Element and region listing
* BEGIN *
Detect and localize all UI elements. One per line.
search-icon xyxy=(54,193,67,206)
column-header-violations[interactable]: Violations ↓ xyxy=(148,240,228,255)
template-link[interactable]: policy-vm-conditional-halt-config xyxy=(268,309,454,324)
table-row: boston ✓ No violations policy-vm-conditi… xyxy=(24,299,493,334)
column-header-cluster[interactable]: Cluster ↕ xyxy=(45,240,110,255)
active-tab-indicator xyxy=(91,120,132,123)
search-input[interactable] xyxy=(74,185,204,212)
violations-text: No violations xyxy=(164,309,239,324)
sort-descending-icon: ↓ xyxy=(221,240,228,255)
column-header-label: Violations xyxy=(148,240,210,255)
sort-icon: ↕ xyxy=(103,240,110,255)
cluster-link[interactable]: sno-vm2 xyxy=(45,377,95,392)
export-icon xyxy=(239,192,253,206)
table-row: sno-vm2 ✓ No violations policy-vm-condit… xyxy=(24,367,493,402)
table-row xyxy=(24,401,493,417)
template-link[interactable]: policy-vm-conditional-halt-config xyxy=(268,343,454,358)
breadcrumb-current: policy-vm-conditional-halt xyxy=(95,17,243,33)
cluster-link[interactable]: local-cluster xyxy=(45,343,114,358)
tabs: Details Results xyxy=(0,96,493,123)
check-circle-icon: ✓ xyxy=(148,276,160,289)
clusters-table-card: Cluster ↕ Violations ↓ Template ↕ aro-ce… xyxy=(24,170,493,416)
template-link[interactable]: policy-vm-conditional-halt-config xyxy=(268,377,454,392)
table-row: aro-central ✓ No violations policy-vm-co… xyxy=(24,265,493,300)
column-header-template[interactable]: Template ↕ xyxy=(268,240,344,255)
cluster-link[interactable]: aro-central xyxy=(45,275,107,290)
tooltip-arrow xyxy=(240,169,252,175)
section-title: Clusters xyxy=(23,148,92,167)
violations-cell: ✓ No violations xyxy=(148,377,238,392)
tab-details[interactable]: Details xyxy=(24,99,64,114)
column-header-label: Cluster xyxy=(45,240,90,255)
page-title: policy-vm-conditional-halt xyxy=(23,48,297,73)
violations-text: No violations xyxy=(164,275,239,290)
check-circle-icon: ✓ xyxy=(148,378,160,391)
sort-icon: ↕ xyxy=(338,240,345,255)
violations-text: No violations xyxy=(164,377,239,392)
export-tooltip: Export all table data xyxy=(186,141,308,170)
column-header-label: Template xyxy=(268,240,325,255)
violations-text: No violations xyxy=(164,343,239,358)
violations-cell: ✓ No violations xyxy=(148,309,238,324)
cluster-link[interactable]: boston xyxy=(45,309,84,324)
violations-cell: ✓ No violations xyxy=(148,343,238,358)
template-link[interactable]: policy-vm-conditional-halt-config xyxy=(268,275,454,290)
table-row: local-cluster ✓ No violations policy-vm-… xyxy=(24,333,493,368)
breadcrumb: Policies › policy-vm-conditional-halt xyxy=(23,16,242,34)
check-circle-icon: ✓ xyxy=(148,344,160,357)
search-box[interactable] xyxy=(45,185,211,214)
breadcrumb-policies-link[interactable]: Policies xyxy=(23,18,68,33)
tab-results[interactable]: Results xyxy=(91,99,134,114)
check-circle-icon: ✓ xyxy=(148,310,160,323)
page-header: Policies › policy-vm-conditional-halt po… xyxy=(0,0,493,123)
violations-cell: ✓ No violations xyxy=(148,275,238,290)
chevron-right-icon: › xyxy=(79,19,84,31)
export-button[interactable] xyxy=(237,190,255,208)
* END *
Return every line of the listing above verbatim, with no alterations.

Detect and localize all UI elements. One per line.
search-icon xyxy=(54,193,67,206)
column-header-violations[interactable]: Violations ↓ xyxy=(148,240,228,255)
template-link[interactable]: policy-vm-conditional-halt-config xyxy=(268,309,454,324)
table-row: boston ✓ No violations policy-vm-conditi… xyxy=(24,299,493,334)
column-header-cluster[interactable]: Cluster ↕ xyxy=(45,240,110,255)
active-tab-indicator xyxy=(91,120,132,123)
search-input[interactable] xyxy=(74,185,204,212)
violations-text: No violations xyxy=(164,309,239,324)
sort-descending-icon: ↓ xyxy=(221,240,228,255)
column-header-label: Violations xyxy=(148,240,210,255)
sort-icon: ↕ xyxy=(103,240,110,255)
cluster-link[interactable]: sno-vm2 xyxy=(45,377,95,392)
export-icon xyxy=(239,192,253,206)
table-row: sno-vm2 ✓ No violations policy-vm-condit… xyxy=(24,367,493,402)
table-row xyxy=(24,401,493,417)
template-link[interactable]: policy-vm-conditional-halt-config xyxy=(268,343,454,358)
breadcrumb-current: policy-vm-conditional-halt xyxy=(95,17,243,33)
cluster-link[interactable]: local-cluster xyxy=(45,343,114,358)
tabs: Details Results xyxy=(0,96,493,123)
check-circle-icon: ✓ xyxy=(148,276,160,289)
clusters-table-card: Cluster ↕ Violations ↓ Template ↕ aro-ce… xyxy=(24,170,493,416)
template-link[interactable]: policy-vm-conditional-halt-config xyxy=(268,377,454,392)
table-row: aro-central ✓ No violations policy-vm-co… xyxy=(24,265,493,300)
column-header-template[interactable]: Template ↕ xyxy=(268,240,344,255)
cluster-link[interactable]: aro-central xyxy=(45,275,107,290)
tooltip-arrow xyxy=(240,169,252,175)
section-title: Clusters xyxy=(23,148,92,167)
violations-cell: ✓ No violations xyxy=(148,377,238,392)
tab-details[interactable]: Details xyxy=(24,99,64,114)
column-header-label: Cluster xyxy=(45,240,90,255)
page-title: policy-vm-conditional-halt xyxy=(23,48,297,73)
violations-text: No violations xyxy=(164,275,239,290)
check-circle-icon: ✓ xyxy=(148,378,160,391)
sort-icon: ↕ xyxy=(338,240,345,255)
violations-text: No violations xyxy=(164,377,239,392)
export-tooltip: Export all table data xyxy=(186,141,308,170)
column-header-label: Template xyxy=(268,240,325,255)
violations-text: No violations xyxy=(164,343,239,358)
violations-cell: ✓ No violations xyxy=(148,309,238,324)
cluster-link[interactable]: boston xyxy=(45,309,84,324)
violations-cell: ✓ No violations xyxy=(148,343,238,358)
template-link[interactable]: policy-vm-conditional-halt-config xyxy=(268,275,454,290)
table-row: local-cluster ✓ No violations policy-vm-… xyxy=(24,333,493,368)
breadcrumb: Policies › policy-vm-conditional-halt xyxy=(23,16,242,34)
check-circle-icon: ✓ xyxy=(148,344,160,357)
search-box[interactable] xyxy=(45,185,211,214)
breadcrumb-policies-link[interactable]: Policies xyxy=(23,18,68,33)
tab-results[interactable]: Results xyxy=(91,99,134,114)
check-circle-icon: ✓ xyxy=(148,310,160,323)
page-header: Policies › policy-vm-conditional-halt po… xyxy=(0,0,493,123)
violations-cell: ✓ No violations xyxy=(148,275,238,290)
chevron-right-icon: › xyxy=(79,19,84,31)
export-button[interactable] xyxy=(237,190,255,208)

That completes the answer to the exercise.